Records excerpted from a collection
## begin

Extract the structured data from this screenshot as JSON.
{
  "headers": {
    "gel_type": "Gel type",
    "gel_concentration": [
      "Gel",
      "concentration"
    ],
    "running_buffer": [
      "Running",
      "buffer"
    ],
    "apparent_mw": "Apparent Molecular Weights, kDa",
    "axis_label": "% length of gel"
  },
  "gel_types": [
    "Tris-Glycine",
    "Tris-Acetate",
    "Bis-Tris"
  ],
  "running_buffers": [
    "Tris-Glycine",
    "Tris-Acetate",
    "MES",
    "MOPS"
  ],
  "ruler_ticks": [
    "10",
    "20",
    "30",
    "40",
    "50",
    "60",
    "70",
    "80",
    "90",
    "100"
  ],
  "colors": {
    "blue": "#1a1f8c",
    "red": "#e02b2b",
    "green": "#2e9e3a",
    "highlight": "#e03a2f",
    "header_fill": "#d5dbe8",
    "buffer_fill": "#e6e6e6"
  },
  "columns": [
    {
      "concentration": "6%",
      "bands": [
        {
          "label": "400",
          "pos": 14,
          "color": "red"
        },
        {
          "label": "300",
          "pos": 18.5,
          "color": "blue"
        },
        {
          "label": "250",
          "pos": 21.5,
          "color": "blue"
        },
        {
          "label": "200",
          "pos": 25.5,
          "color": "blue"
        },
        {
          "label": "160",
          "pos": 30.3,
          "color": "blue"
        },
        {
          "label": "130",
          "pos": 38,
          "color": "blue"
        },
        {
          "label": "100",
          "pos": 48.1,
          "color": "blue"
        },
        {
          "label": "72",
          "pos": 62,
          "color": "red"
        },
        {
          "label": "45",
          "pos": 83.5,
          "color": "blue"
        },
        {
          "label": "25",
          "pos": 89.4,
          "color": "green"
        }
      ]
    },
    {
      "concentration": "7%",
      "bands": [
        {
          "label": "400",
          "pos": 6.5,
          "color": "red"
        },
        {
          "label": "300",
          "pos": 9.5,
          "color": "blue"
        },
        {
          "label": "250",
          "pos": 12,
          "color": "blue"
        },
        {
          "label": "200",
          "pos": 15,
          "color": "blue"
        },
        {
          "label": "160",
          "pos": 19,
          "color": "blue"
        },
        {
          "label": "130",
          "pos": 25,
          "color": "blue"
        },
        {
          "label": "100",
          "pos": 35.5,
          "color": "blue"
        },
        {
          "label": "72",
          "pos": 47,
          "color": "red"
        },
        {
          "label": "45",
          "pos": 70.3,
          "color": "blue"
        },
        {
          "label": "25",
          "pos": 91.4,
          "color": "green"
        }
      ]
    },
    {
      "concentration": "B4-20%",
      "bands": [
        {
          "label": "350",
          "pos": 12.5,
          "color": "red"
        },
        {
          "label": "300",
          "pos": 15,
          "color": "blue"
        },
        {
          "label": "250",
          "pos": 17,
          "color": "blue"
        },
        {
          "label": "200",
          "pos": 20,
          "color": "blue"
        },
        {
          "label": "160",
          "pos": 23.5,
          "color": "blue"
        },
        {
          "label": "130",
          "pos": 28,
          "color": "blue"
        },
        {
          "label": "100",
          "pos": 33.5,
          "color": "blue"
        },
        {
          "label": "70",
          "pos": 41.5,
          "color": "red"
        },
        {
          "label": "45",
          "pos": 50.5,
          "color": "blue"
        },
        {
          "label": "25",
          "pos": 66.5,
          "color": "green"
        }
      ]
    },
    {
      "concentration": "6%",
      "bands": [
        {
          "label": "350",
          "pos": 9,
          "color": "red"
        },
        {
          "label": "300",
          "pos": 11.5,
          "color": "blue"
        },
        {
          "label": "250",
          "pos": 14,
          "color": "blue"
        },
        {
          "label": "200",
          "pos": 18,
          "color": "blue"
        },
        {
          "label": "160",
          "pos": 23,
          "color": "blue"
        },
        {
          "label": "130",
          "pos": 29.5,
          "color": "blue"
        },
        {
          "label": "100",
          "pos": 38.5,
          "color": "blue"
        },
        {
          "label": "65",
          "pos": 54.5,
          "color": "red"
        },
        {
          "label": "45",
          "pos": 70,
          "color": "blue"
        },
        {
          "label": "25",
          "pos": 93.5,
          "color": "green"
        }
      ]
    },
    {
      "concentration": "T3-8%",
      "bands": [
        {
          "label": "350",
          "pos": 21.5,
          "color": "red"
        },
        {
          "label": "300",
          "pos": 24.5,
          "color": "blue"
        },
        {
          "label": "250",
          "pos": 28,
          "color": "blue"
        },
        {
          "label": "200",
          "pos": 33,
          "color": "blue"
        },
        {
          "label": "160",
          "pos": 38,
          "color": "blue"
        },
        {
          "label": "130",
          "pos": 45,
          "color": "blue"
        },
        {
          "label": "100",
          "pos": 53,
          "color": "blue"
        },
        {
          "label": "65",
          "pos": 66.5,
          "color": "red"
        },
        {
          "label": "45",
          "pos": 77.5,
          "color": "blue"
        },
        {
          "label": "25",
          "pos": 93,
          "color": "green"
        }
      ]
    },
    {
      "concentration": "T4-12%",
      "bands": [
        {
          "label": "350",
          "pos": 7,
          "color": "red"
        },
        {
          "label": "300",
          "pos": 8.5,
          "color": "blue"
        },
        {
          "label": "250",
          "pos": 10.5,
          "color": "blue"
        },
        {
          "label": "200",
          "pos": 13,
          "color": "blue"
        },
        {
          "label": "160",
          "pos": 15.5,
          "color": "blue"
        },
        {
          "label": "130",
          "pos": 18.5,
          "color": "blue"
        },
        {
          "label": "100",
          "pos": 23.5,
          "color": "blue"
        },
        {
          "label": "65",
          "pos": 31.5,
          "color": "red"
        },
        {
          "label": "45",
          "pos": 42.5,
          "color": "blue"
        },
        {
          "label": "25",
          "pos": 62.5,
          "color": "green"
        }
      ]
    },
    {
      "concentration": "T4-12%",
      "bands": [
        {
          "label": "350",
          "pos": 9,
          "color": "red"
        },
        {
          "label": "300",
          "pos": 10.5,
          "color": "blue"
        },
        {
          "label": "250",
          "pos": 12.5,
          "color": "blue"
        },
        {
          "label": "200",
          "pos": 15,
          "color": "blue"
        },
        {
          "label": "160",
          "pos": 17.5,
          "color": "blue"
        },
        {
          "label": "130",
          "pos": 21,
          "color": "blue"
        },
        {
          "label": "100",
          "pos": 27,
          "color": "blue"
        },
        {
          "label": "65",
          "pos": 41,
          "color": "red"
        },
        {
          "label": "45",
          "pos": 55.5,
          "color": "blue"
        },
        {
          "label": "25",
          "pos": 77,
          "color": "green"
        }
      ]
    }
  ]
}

## end

INSTRUCTIONS FOR THE TASK =
Repeat the material above exactly.

EXERCISE SOLUTION =
Extract the structured data from this screenshot as JSON.
{
  "headers": {
    "gel_type": "Gel type",
    "gel_concentration": [
      "Gel",
      "concentration"
    ],
    "running_buffer": [
      "Running",
      "buffer"
    ],
    "apparent_mw": "Apparent Molecular Weights, kDa",
    "axis_label": "% length of gel"
  },
  "gel_types": [
    "Tris-Glycine",
    "Tris-Acetate",
    "Bis-Tris"
  ],
  "running_buffers": [
    "Tris-Glycine",
    "Tris-Acetate",
    "MES",
    "MOPS"
  ],
  "ruler_ticks": [
    "10",
    "20",
    "30",
    "40",
    "50",
    "60",
    "70",
    "80",
    "90",
    "100"
  ],
  "colors": {
    "blue": "#1a1f8c",
    "red": "#e02b2b",
    "green": "#2e9e3a",
    "highlight": "#e03a2f",
    "header_fill": "#d5dbe8",
    "buffer_fill": "#e6e6e6"
  },
  "columns": [
    {
      "concentration": "6%",
      "bands": [
        {
          "label": "400",
          "pos": 14,
          "color": "red"
        },
        {
          "label": "300",
          "pos": 18.5,
          "color": "blue"
        },
        {
          "label": "250",
          "pos": 21.5,
          "color": "blue"
        },
        {
          "label": "200",
          "pos": 25.5,
          "color": "blue"
        },
        {
          "label": "160",
          "pos": 30.3,
          "color": "blue"
        },
        {
          "label": "130",
          "pos": 38,
          "color": "blue"
        },
        {
          "label": "100",
          "pos": 48.1,
          "color": "blue"
        },
        {
          "label": "72",
          "pos": 62,
          "color": "red"
        },
        {
          "label": "45",
          "pos": 83.5,
          "color": "blue"
        },
        {
          "label": "25",
          "pos": 89.4,
          "color": "green"
        }
      ]
    },
    {
      "concentration": "7%",
      "bands": [
        {
          "label": "400",
          "pos": 6.5,
          "color": "red"
        },
        {
          "label": "300",
          "pos": 9.5,
          "color": "blue"
        },
        {
          "label": "250",
          "pos": 12,
          "color": "blue"
        },
        {
          "label": "200",
          "pos": 15,
          "color": "blue"
        },
        {
          "label": "160",
          "pos": 19,
          "color": "blue"
        },
        {
          "label": "130",
          "pos": 25,
          "color": "blue"
        },
        {
          "label": "100",
          "pos": 35.5,
          "color": "blue"
        },
        {
          "label": "72",
          "pos": 47,
          "color": "red"
        },
        {
          "label": "45",
          "pos": 70.3,
          "color": "blue"
        },
        {
          "label": "25",
          "pos": 91.4,
          "color": "green"
        }
      ]
    },
    {
      "concentration": "B4-20%",
      "bands": [
        {
          "label": "350",
          "pos": 12.5,
          "color": "red"
        },
        {
          "label": "300",
          "pos": 15,
          "color": "blue"
        },
        {
          "label": "250",
          "pos": 17,
          "color": "blue"
        },
        {
          "label": "200",
          "pos": 20,
          "color": "blue"
        },
        {
          "label": "160",
          "pos": 23.5,
          "color": "blue"
        },
        {
          "label": "130",
          "pos": 28,
          "color": "blue"
        },
        {
          "label": "100",
          "pos": 33.5,
          "color": "blue"
        },
        {
          "label": "70",
          "pos": 41.5,
          "color": "red"
        },
        {
          "label": "45",
          "pos": 50.5,
          "color": "blue"
        },
        {
          "label": "25",
          "pos": 66.5,
          "color": "green"
        }
      ]
    },
    {
      "concentration": "6%",
      "bands": [
        {
          "label": "350",
          "pos": 9,
          "color": "red"
        },
        {
          "label": "300",
          "pos": 11.5,
          "color": "blue"
        },
        {
          "label": "250",
          "pos": 14,
          "color": "blue"
        },
        {
          "label": "200",
          "pos": 18,
          "color": "blue"
        },
        {
          "label": "160",
          "pos": 23,
          "color": "blue"
        },
        {
          "label": "130",
          "pos": 29.5,
          "color": "blue"
        },
        {
          "label": "100",
          "pos": 38.5,
          "color": "blue"
        },
        {
          "label": "65",
          "pos": 54.5,
          "color": "red"
        },
        {
          "label": "45",
          "pos": 70,
          "color": "blue"
        },
        {
          "label": "25",
          "pos": 93.5,
          "color": "green"
        }
      ]
    },
    {
      "concentration": "T3-8%",
      "bands": [
        {
          "label": "350",
          "pos": 21.5,
          "color": "red"
        },
        {
          "label": "300",
          "pos": 24.5,
          "color": "blue"
        },
        {
          "label": "250",
          "pos": 28,
          "color": "blue"
        },
        {
          "label": "200",
          "pos": 33,
          "color": "blue"
        },
        {
          "label": "160",
          "pos": 38,
          "color": "blue"
        },
        {
          "label": "130",
          "pos": 45,
          "color": "blue"
        },
        {
          "label": "100",
          "pos": 53,
          "color": "blue"
        },
        {
          "label": "65",
          "pos": 66.5,
          "color": "red"
        },
        {
          "label": "45",
          "pos": 77.5,
          "color": "blue"
        },
        {
          "label": "25",
          "pos": 93,
          "color": "green"
        }
      ]
    },
    {
      "concentration": "T4-12%",
      "bands": [
        {
          "label": "350",
          "pos": 7,
          "color": "red"
        },
        {
          "label": "300",
          "pos": 8.5,
          "color": "blue"
        },
        {
          "label": "250",
          "pos": 10.5,
          "color": "blue"
        },
        {
          "label": "200",
          "pos": 13,
          "color": "blue"
        },
        {
          "label": "160",
          "pos": 15.5,
          "color": "blue"
        },
        {
          "label": "130",
          "pos": 18.5,
          "color": "blue"
        },
        {
          "label": "100",
          "pos": 23.5,
          "color": "blue"
        },
        {
          "label": "65",
          "pos": 31.5,
          "color": "red"
        },
        {
          "label": "45",
          "pos": 42.5,
          "color": "blue"
        },
        {
          "label": "25",
          "pos": 62.5,
          "color": "green"
        }
      ]
    },
    {
      "concentration": "T4-12%",
      "bands": [
        {
          "label": "350",
          "pos": 9,
          "color": "red"
        },
        {
          "label": "300",
          "pos": 10.5,
          "color": "blue"
        },
        {
          "label": "250",
          "pos": 12.5,
          "color": "blue"
        },
        {
          "label": "200",
          "pos": 15,
          "color": "blue"
        },
        {
          "label": "160",
          "pos": 17.5,
          "color": "blue"
        },
        {
          "label": "130",
          "pos": 21,
          "color": "blue"
        },
        {
          "label": "100",
          "pos": 27,
          "color": "blue"
        },
        {
          "label": "65",
          "pos": 41,
          "color": "red"
        },
        {
          "label": "45",
          "pos": 55.5,
          "color": "blue"
        },
        {
          "label": "25",
          "pos": 77,
          "color": "green"
        }
      ]
    }
  ]
}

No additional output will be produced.